**REQUIREMENTS**
Output each entry verbatim and exclude every picture from it.

**RECORDS PROVIDED**
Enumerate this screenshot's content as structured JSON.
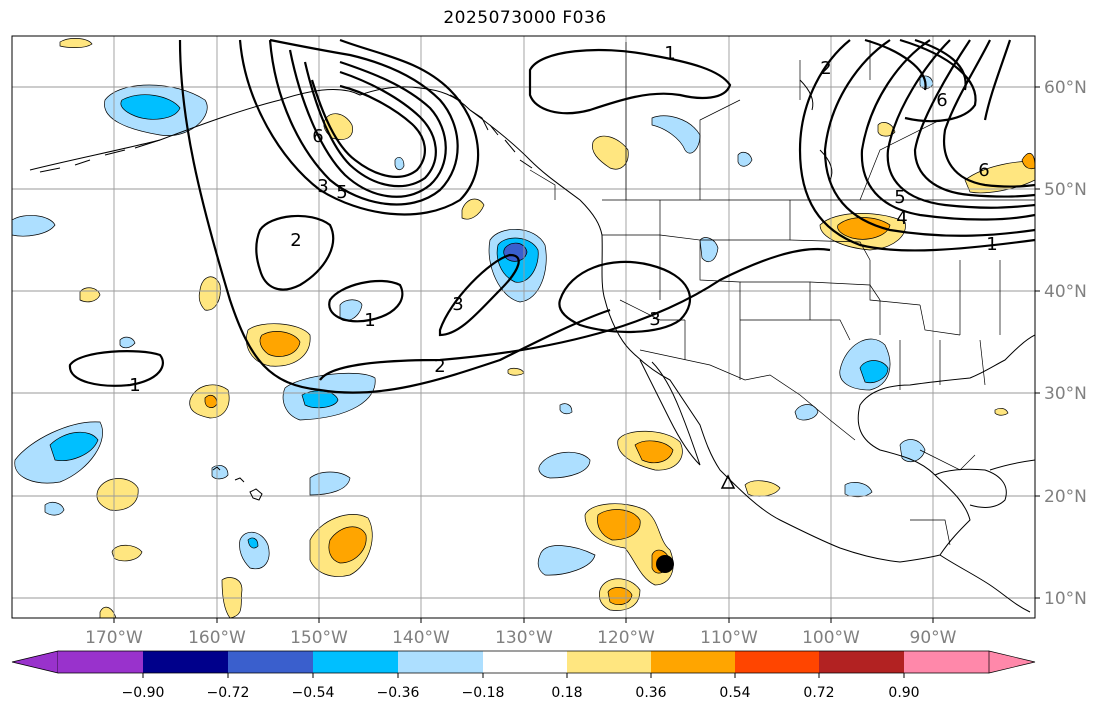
{
  "title": "2025073000 F036",
  "lon_labels": [
    "170°W",
    "160°W",
    "150°W",
    "140°W",
    "130°W",
    "120°W",
    "110°W",
    "100°W",
    "90°W"
  ],
  "lat_labels": [
    "60°N",
    "50°N",
    "40°N",
    "30°N",
    "20°N",
    "10°N"
  ],
  "colorbar": {
    "ticks": [
      "−0.90",
      "−0.72",
      "−0.54",
      "−0.36",
      "−0.18",
      "0.18",
      "0.36",
      "0.54",
      "0.72",
      "0.90"
    ],
    "colors": [
      "#9932CC",
      "#00008B",
      "#3A5FCD",
      "#00BFFF",
      "#ADDFFF",
      "#FFFFFF",
      "#FFE680",
      "#FFA500",
      "#FF4500",
      "#B22222",
      "#FF88AA"
    ]
  },
  "contour_labels": [
    {
      "text": "1"
    },
    {
      "text": "6"
    },
    {
      "text": "3"
    },
    {
      "text": "5"
    },
    {
      "text": "2"
    },
    {
      "text": "1"
    },
    {
      "text": "3"
    },
    {
      "text": "2"
    },
    {
      "text": "3"
    },
    {
      "text": "1"
    },
    {
      "text": "2"
    },
    {
      "text": "6"
    },
    {
      "text": "6"
    },
    {
      "text": "5"
    },
    {
      "text": "4"
    },
    {
      "text": "1"
    }
  ]
}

**EXPECTED OUTPUT**
Enumerate this screenshot's content as structured JSON.
{
  "title": "2025073000 F036",
  "lon_labels": [
    "170°W",
    "160°W",
    "150°W",
    "140°W",
    "130°W",
    "120°W",
    "110°W",
    "100°W",
    "90°W"
  ],
  "lat_labels": [
    "60°N",
    "50°N",
    "40°N",
    "30°N",
    "20°N",
    "10°N"
  ],
  "colorbar": {
    "ticks": [
      "−0.90",
      "−0.72",
      "−0.54",
      "−0.36",
      "−0.18",
      "0.18",
      "0.36",
      "0.54",
      "0.72",
      "0.90"
    ],
    "colors": [
      "#9932CC",
      "#00008B",
      "#3A5FCD",
      "#00BFFF",
      "#ADDFFF",
      "#FFFFFF",
      "#FFE680",
      "#FFA500",
      "#FF4500",
      "#B22222",
      "#FF88AA"
    ]
  },
  "contour_labels": [
    {
      "text": "1"
    },
    {
      "text": "6"
    },
    {
      "text": "3"
    },
    {
      "text": "5"
    },
    {
      "text": "2"
    },
    {
      "text": "1"
    },
    {
      "text": "3"
    },
    {
      "text": "2"
    },
    {
      "text": "3"
    },
    {
      "text": "1"
    },
    {
      "text": "2"
    },
    {
      "text": "6"
    },
    {
      "text": "6"
    },
    {
      "text": "5"
    },
    {
      "text": "4"
    },
    {
      "text": "1"
    }
  ]
}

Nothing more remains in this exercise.